*Set tasks:*
A) In the thread on pusher schedules below, how many hours does Chem get at Aae19's store?
B) Carry on the thread on pusher schedules from the point where it ends.

*Quoted passage:*

★ ★ ★ ★

# PP1 Pushers schedules



## coreman89 (Mar 8, 2020)

What kind of hours do essentials get in other stores? we only get 5 hour shifts at our store.


----------



## seasonaldude (Mar 8, 2020)

Depends at my store.

Paper usually gets 6 or 7, but he also does plastics.
Chem gets anywhere from 5 to 8. It varies, but without any relationship to his freight for the day.
Personal care gets 6 normally, but she also sorts for beauty and fills in wherever.
OTC is typically 5 these days. Sometimes more if PC has the day off.
Infants gets 4, but she has limited availability for school and the TL does most of the work there.
Pets get 6 normally, but half of that is truck unload.

Those are just my observations based on when they typically leave.


----------



## Aae19 (Mar 8, 2020)

OTC is 4 hours at my store, occasionally there will be 5 hour shifts. Paper, and HBA both get 6 hours. Chem gets between 7 and 8 hour shifts.


----------



## allnew2 (Mar 8, 2020)

P1 is 4-12:30


----------



## PogDog (Mar 8, 2020)

★ ★ ★ ★

*Dataset extract:*

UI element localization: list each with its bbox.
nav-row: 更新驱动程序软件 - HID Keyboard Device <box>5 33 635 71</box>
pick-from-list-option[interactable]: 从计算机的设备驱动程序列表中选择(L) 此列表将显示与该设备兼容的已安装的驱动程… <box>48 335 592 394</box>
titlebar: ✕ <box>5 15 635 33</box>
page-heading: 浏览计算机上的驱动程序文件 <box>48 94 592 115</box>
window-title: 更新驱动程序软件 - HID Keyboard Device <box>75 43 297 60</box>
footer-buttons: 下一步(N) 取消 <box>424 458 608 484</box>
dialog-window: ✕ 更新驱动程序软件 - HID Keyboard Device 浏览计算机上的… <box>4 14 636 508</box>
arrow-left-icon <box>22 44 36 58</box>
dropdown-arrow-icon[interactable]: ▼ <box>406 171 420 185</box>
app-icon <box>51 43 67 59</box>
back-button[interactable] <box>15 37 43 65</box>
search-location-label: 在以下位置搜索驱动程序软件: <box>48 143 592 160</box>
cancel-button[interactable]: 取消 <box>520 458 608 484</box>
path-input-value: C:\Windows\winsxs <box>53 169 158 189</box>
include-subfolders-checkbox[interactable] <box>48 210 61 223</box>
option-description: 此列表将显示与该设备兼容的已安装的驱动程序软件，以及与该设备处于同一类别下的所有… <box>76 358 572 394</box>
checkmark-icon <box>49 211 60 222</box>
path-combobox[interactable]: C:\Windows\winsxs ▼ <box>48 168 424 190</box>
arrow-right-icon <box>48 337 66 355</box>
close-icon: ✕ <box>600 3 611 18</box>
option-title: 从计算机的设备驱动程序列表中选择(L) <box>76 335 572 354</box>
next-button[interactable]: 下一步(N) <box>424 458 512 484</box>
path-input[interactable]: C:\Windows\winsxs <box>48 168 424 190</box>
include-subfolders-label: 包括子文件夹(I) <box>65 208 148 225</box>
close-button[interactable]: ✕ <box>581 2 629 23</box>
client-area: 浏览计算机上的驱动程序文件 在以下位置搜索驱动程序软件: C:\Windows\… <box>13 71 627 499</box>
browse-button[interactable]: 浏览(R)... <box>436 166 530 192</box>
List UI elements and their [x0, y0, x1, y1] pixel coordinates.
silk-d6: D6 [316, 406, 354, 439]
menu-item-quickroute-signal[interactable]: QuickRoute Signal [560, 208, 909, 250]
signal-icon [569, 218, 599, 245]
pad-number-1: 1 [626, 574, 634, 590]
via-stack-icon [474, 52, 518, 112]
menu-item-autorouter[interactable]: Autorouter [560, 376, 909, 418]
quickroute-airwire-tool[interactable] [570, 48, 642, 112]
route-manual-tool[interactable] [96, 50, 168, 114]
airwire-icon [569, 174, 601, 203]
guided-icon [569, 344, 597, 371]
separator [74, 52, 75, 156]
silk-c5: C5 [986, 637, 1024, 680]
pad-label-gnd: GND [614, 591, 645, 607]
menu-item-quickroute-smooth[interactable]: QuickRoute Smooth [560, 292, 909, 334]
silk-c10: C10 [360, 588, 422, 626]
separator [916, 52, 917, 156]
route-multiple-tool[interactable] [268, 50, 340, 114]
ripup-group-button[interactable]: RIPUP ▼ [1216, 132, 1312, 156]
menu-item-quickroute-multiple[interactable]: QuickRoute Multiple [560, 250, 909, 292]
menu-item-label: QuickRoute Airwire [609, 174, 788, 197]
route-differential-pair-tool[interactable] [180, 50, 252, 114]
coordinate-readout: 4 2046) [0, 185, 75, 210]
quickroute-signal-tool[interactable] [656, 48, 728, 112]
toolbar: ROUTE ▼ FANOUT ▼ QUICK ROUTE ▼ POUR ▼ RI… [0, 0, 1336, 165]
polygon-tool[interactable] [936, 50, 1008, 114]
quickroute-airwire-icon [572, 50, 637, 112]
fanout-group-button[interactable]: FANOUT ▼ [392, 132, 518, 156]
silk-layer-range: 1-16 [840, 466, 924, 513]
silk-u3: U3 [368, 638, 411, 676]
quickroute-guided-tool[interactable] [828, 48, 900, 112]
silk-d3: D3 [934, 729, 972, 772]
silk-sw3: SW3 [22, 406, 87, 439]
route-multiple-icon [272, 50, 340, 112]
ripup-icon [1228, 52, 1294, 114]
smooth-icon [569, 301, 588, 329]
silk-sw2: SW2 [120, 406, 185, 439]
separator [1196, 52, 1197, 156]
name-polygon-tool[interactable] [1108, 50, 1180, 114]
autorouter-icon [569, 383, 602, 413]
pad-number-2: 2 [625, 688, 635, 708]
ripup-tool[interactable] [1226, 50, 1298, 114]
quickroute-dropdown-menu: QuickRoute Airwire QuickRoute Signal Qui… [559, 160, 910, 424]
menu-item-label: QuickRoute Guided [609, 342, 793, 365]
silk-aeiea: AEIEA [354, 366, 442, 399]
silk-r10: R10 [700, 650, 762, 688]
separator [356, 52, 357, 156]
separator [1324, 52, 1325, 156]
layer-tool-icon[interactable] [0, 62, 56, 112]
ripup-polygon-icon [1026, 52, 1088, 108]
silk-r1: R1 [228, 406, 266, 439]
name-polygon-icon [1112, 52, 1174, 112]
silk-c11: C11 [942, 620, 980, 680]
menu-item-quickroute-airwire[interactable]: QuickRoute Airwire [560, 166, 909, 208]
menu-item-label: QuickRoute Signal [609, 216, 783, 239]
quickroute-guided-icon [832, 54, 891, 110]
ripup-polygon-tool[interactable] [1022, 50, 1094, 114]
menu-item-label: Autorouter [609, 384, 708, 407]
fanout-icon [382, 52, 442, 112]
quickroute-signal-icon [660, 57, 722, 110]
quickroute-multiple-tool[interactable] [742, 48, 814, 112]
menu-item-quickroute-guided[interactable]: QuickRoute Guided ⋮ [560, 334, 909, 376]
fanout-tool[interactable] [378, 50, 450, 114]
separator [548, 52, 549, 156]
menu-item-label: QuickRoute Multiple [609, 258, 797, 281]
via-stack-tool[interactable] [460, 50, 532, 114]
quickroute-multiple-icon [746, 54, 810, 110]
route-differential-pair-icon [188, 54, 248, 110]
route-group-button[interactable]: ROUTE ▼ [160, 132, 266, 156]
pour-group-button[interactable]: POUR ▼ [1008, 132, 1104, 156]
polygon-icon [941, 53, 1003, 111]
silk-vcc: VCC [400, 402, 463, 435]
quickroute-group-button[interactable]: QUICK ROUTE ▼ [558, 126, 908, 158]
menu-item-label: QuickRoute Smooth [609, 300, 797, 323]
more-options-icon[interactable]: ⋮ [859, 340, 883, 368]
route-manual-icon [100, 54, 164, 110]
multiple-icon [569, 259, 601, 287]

★ ★ ★ ★

*Answers to the problems:*
A) Between 7 and 8 hours.

B)
My essentials team gets 4 hours each. Trying to get more hours for OTC, which is never clean in 4 hours. 

Beauty handles most of the 1-4-1s for HBA and COSM. So HBA just focuses on truck push. 

Chem might handle paper soon. That'll get them more hours and might be able to get that extra time in OTC.

It's brutal, but essentials stock time is typically 2hrs or less. Having 1-for-1s covered on nonscheduled days is where we can win or lose. Miss chem one day and it's over 100 DPCIs easily.

However corporate wants us to schedule these DBOs. They don't give us the hours to do it that way. We're always tight at the end of the month.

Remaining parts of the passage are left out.